■ What you should do: Copy each line below in which the string "series" occurs.

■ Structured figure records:
####################
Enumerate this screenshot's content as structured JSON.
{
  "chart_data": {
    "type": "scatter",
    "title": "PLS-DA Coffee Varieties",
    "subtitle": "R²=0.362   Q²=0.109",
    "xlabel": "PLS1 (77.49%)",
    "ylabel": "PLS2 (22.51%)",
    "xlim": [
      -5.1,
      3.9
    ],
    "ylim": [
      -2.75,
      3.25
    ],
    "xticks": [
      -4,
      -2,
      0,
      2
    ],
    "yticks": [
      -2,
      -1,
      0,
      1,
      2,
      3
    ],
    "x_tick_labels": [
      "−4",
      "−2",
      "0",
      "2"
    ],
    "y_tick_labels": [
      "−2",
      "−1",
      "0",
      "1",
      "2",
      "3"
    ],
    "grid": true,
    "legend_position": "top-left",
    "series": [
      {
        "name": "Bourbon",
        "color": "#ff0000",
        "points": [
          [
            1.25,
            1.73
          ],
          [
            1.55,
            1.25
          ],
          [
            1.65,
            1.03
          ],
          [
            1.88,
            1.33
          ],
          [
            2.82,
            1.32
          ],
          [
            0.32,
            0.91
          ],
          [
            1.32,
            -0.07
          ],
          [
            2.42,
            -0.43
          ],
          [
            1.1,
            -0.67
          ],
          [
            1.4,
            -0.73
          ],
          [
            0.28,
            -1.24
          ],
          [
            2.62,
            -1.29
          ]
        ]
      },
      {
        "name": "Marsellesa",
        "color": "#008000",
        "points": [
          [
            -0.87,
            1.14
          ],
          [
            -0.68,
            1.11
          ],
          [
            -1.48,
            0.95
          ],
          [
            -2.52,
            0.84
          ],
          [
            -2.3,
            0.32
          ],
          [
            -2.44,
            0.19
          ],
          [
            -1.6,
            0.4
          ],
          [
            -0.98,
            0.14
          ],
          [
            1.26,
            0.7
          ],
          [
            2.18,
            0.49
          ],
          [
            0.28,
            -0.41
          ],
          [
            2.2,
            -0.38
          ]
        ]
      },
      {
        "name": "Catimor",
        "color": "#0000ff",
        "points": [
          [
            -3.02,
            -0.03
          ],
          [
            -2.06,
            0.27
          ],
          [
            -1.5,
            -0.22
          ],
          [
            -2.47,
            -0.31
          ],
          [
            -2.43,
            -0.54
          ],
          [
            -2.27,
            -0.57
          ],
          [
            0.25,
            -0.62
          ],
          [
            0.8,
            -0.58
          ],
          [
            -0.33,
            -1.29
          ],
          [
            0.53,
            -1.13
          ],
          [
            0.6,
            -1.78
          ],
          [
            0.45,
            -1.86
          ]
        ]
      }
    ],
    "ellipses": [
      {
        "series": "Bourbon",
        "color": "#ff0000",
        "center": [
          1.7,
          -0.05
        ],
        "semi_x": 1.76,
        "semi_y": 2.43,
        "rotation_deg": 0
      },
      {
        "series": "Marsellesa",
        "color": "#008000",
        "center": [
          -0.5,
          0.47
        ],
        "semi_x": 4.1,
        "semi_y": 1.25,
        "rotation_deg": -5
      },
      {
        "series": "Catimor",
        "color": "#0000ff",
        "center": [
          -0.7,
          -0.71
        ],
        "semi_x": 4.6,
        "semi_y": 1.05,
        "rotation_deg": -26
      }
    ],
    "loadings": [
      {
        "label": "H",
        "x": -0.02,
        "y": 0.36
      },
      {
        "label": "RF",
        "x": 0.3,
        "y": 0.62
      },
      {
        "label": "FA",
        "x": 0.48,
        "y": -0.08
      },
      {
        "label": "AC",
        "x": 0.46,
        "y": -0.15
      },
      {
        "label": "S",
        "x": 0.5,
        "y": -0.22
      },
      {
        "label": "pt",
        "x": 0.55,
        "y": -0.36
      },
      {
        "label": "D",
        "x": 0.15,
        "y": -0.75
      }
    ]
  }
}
####################
■ Written answer:
    "series": [
        "series": "Bourbon",
        "series": "Marsellesa",
        "series": "Catimor",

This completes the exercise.